Short exercise: Every line below that mentions the word "name" should be copied out.

((

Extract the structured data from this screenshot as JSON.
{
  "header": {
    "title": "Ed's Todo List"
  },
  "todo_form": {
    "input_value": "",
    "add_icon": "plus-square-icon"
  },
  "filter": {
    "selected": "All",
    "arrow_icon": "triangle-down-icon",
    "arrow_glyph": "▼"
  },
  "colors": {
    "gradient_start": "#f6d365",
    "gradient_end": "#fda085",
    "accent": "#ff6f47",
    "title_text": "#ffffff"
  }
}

))
((

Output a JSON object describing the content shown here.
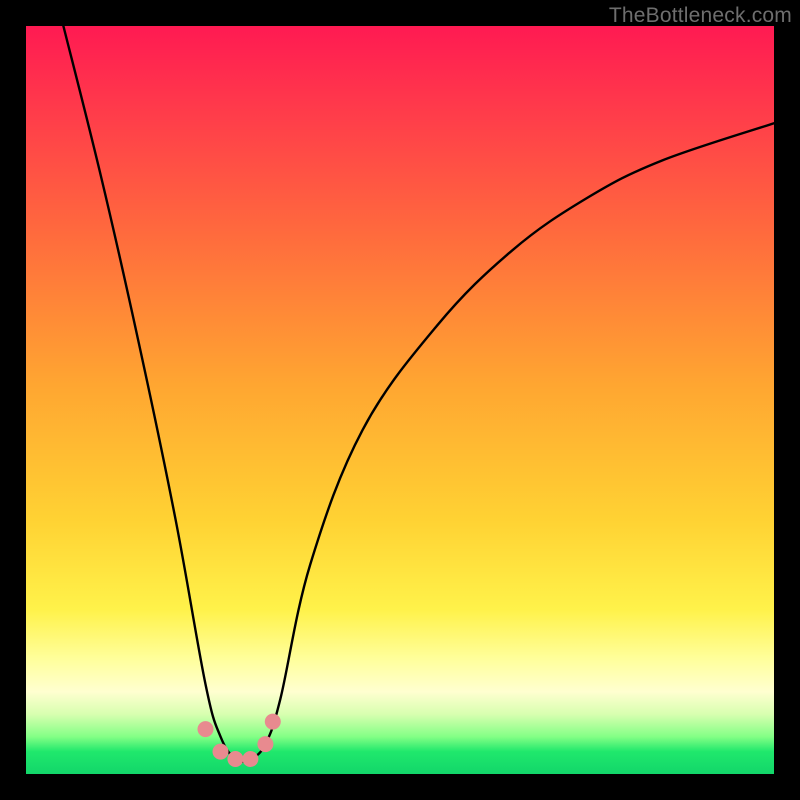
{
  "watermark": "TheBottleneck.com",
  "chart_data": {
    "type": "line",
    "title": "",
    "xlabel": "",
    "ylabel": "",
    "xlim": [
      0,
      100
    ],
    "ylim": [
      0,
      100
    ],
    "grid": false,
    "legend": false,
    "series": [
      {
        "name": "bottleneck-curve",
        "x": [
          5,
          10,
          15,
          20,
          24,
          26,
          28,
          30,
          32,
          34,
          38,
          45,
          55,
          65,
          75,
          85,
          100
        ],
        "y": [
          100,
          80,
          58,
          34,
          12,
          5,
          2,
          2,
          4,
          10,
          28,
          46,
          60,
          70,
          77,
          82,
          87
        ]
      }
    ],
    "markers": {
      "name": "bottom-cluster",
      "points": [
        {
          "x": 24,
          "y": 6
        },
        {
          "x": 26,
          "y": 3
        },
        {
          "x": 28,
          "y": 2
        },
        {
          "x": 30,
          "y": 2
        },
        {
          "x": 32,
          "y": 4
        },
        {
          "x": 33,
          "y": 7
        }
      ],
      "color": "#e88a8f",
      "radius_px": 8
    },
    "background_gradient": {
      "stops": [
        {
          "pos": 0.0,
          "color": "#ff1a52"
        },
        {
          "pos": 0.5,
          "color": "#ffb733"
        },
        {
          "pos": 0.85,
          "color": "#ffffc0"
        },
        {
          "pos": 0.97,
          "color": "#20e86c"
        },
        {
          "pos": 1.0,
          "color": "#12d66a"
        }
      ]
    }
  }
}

))

Complete response:
        "name": "bottleneck-curve",
      "name": "bottom-cluster",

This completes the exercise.